Given task: Quote the data below in full, please, without altering anything.

|---|

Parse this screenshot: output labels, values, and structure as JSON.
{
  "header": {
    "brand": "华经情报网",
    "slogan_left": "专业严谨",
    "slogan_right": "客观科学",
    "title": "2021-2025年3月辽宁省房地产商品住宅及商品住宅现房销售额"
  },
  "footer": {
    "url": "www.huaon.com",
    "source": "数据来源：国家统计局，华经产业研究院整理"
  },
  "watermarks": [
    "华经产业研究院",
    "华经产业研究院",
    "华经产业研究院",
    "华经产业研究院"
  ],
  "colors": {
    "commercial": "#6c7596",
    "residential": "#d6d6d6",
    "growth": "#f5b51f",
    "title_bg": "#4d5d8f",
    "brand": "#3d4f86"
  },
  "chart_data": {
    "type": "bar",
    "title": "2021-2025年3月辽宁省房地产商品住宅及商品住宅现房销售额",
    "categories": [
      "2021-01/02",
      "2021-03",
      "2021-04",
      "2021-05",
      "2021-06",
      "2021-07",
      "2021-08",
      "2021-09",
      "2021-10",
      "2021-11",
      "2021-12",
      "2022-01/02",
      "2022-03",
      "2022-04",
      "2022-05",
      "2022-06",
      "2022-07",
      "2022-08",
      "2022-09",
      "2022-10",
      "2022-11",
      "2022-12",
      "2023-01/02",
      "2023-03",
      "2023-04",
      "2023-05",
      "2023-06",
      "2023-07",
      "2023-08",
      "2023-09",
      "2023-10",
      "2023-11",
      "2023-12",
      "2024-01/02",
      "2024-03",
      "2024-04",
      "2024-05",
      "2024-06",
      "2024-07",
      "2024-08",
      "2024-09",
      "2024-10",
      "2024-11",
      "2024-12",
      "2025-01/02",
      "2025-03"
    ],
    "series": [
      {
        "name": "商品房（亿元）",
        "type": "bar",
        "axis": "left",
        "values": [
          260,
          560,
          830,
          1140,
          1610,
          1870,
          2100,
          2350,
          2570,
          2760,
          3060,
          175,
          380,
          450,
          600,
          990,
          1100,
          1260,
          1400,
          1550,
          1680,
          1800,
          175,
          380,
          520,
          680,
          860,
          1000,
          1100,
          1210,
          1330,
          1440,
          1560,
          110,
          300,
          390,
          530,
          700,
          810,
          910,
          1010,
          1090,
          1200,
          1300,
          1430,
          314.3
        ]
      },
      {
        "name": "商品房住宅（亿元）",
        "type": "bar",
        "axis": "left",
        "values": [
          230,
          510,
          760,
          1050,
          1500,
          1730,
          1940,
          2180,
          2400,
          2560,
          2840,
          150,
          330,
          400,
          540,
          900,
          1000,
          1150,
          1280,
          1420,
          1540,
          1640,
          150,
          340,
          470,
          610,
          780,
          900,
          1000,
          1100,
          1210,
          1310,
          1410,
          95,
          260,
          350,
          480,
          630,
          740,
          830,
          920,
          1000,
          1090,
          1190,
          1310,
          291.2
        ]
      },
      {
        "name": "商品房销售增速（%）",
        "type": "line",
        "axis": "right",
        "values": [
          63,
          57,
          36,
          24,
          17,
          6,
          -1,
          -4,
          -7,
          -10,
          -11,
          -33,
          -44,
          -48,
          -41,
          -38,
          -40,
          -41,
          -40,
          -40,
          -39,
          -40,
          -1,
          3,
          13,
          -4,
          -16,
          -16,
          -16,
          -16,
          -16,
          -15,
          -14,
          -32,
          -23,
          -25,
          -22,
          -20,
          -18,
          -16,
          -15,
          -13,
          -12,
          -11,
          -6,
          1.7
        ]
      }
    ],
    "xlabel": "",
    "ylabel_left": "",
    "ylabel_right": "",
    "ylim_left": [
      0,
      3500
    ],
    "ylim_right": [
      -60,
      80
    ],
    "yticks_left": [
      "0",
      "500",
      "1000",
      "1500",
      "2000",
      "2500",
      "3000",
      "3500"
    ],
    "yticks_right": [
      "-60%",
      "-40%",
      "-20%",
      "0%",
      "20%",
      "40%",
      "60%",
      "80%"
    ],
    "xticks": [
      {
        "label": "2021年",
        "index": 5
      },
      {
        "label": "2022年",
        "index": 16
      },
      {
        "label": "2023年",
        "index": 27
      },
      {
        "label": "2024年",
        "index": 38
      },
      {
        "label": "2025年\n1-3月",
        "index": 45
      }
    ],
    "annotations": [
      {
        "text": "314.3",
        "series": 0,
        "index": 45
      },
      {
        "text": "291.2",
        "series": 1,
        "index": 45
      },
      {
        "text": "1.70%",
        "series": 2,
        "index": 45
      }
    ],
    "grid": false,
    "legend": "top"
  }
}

|---|

Reply to the exercise:
Parse this screenshot: output labels, values, and structure as JSON.
{
  "header": {
    "brand": "华经情报网",
    "slogan_left": "专业严谨",
    "slogan_right": "客观科学",
    "title": "2021-2025年3月辽宁省房地产商品住宅及商品住宅现房销售额"
  },
  "footer": {
    "url": "www.huaon.com",
    "source": "数据来源：国家统计局，华经产业研究院整理"
  },
  "watermarks": [
    "华经产业研究院",
    "华经产业研究院",
    "华经产业研究院",
    "华经产业研究院"
  ],
  "colors": {
    "commercial": "#6c7596",
    "residential": "#d6d6d6",
    "growth": "#f5b51f",
    "title_bg": "#4d5d8f",
    "brand": "#3d4f86"
  },
  "chart_data": {
    "type": "bar",
    "title": "2021-2025年3月辽宁省房地产商品住宅及商品住宅现房销售额",
    "categories": [
      "2021-01/02",
      "2021-03",
      "2021-04",
      "2021-05",
      "2021-06",
      "2021-07",
      "2021-08",
      "2021-09",
      "2021-10",
      "2021-11",
      "2021-12",
      "2022-01/02",
      "2022-03",
      "2022-04",
      "2022-05",
      "2022-06",
      "2022-07",
      "2022-08",
      "2022-09",
      "2022-10",
      "2022-11",
      "2022-12",
      "2023-01/02",
      "2023-03",
      "2023-04",
      "2023-05",
      "2023-06",
      "2023-07",
      "2023-08",
      "2023-09",
      "2023-10",
      "2023-11",
      "2023-12",
      "2024-01/02",
      "2024-03",
      "2024-04",
      "2024-05",
      "2024-06",
      "2024-07",
      "2024-08",
      "2024-09",
      "2024-10",
      "2024-11",
      "2024-12",
      "2025-01/02",
      "2025-03"
    ],
    "series": [
      {
        "name": "商品房（亿元）",
        "type": "bar",
        "axis": "left",
        "values": [
          260,
          560,
          830,
          1140,
          1610,
          1870,
          2100,
          2350,
          2570,
          2760,
          3060,
          175,
          380,
          450,
          600,
          990,
          1100,
          1260,
          1400,
          1550,
          1680,
          1800,
          175,
          380,
          520,
          680,
          860,
          1000,
          1100,
          1210,
          1330,
          1440,
          1560,
          110,
          300,
          390,
          530,
          700,
          810,
          910,
          1010,
          1090,
          1200,
          1300,
          1430,
          314.3
        ]
      },
      {
        "name": "商品房住宅（亿元）",
        "type": "bar",
        "axis": "left",
        "values": [
          230,
          510,
          760,
          1050,
          1500,
          1730,
          1940,
          2180,
          2400,
          2560,
          2840,
          150,
          330,
          400,
          540,
          900,
          1000,
          1150,
          1280,
          1420,
          1540,
          1640,
          150,
          340,
          470,
          610,
          780,
          900,
          1000,
          1100,
          1210,
          1310,
          1410,
          95,
          260,
          350,
          480,
          630,
          740,
          830,
          920,
          1000,
          1090,
          1190,
          1310,
          291.2
        ]
      },
      {
        "name": "商品房销售增速（%）",
        "type": "line",
        "axis": "right",
        "values": [
          63,
          57,
          36,
          24,
          17,
          6,
          -1,
          -4,
          -7,
          -10,
          -11,
          -33,
          -44,
          -48,
          -41,
          -38,
          -40,
          -41,
          -40,
          -40,
          -39,
          -40,
          -1,
          3,
          13,
          -4,
          -16,
          -16,
          -16,
          -16,
          -16,
          -15,
          -14,
          -32,
          -23,
          -25,
          -22,
          -20,
          -18,
          -16,
          -15,
          -13,
          -12,
          -11,
          -6,
          1.7
        ]
      }
    ],
    "xlabel": "",
    "ylabel_left": "",
    "ylabel_right": "",
    "ylim_left": [
      0,
      3500
    ],
    "ylim_right": [
      -60,
      80
    ],
    "yticks_left": [
      "0",
      "500",
      "1000",
      "1500",
      "2000",
      "2500",
      "3000",
      "3500"
    ],
    "yticks_right": [
      "-60%",
      "-40%",
      "-20%",
      "0%",
      "20%",
      "40%",
      "60%",
      "80%"
    ],
    "xticks": [
      {
        "label": "2021年",
        "index": 5
      },
      {
        "label": "2022年",
        "index": 16
      },
      {
        "label": "2023年",
        "index": 27
      },
      {
        "label": "2024年",
        "index": 38
      },
      {
        "label": "2025年\n1-3月",
        "index": 45
      }
    ],
    "annotations": [
      {
        "text": "314.3",
        "series": 0,
        "index": 45
      },
      {
        "text": "291.2",
        "series": 1,
        "index": 45
      },
      {
        "text": "1.70%",
        "series": 2,
        "index": 45
      }
    ],
    "grid": false,
    "legend": "top"
  }
}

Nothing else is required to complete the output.